- **Entries shown**
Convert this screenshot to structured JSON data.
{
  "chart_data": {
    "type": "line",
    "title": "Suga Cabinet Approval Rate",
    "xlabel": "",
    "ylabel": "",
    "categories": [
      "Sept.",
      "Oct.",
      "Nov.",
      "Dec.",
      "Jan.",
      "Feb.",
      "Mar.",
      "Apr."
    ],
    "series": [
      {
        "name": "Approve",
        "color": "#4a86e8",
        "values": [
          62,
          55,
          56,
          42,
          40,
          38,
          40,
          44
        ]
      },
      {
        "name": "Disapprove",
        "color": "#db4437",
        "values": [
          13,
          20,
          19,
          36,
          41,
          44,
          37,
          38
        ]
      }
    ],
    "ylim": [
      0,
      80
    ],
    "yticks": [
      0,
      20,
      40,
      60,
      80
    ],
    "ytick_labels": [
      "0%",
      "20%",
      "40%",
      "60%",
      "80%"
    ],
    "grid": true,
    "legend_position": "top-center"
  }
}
---
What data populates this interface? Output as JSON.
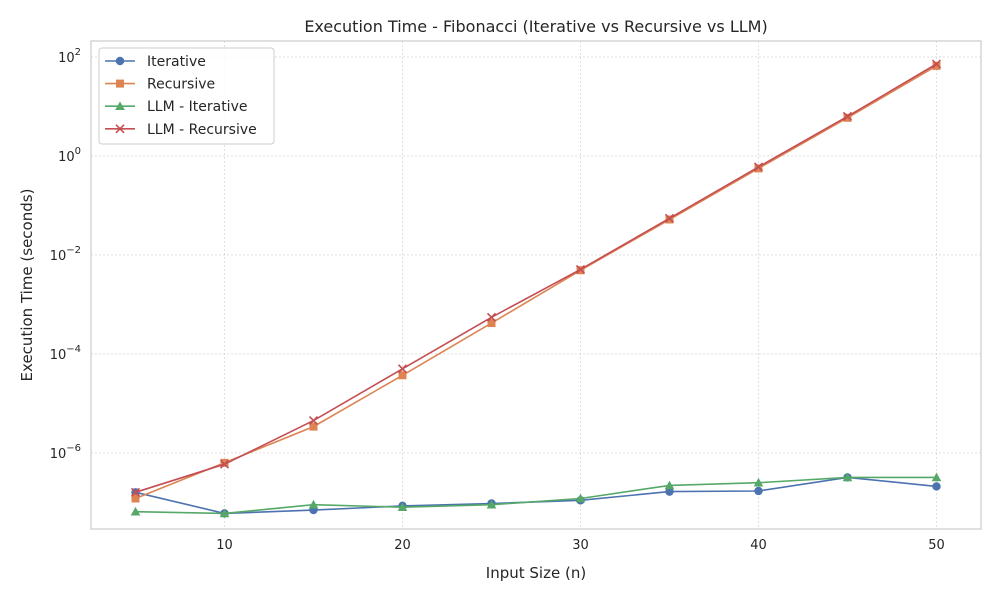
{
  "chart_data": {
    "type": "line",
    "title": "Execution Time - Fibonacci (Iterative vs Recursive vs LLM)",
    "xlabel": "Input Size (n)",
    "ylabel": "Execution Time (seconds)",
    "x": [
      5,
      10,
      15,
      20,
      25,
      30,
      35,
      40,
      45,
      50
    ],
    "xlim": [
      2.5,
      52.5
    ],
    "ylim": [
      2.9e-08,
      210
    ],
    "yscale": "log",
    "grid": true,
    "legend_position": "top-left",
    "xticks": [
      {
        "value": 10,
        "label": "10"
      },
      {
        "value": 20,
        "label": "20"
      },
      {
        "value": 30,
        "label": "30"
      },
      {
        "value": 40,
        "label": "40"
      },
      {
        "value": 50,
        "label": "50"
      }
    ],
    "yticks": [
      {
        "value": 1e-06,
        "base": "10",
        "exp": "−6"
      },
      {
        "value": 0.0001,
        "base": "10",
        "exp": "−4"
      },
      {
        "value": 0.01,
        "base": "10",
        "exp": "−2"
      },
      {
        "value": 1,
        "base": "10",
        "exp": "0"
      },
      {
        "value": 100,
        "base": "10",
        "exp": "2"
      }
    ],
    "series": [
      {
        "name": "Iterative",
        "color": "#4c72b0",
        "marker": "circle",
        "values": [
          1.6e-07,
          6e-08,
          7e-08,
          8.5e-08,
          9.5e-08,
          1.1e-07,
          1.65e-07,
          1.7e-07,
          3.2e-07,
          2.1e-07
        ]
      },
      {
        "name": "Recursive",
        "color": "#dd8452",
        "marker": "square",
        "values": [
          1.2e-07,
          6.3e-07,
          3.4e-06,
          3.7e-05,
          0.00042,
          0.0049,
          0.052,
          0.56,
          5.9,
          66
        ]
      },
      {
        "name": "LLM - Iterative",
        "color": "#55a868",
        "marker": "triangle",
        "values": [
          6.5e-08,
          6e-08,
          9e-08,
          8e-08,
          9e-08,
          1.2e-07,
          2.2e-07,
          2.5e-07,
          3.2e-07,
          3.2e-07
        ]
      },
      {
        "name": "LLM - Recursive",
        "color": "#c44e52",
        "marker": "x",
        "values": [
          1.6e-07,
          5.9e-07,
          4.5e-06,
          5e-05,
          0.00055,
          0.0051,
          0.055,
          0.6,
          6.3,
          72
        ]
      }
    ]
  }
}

- **Given request**
Identify every line holding the word "Time" and copy it out.

- **Correct result**
    "title": "Execution Time - Fibonacci (Iterative vs Recursive vs LLM)",
    "ylabel": "Execution Time (seconds)",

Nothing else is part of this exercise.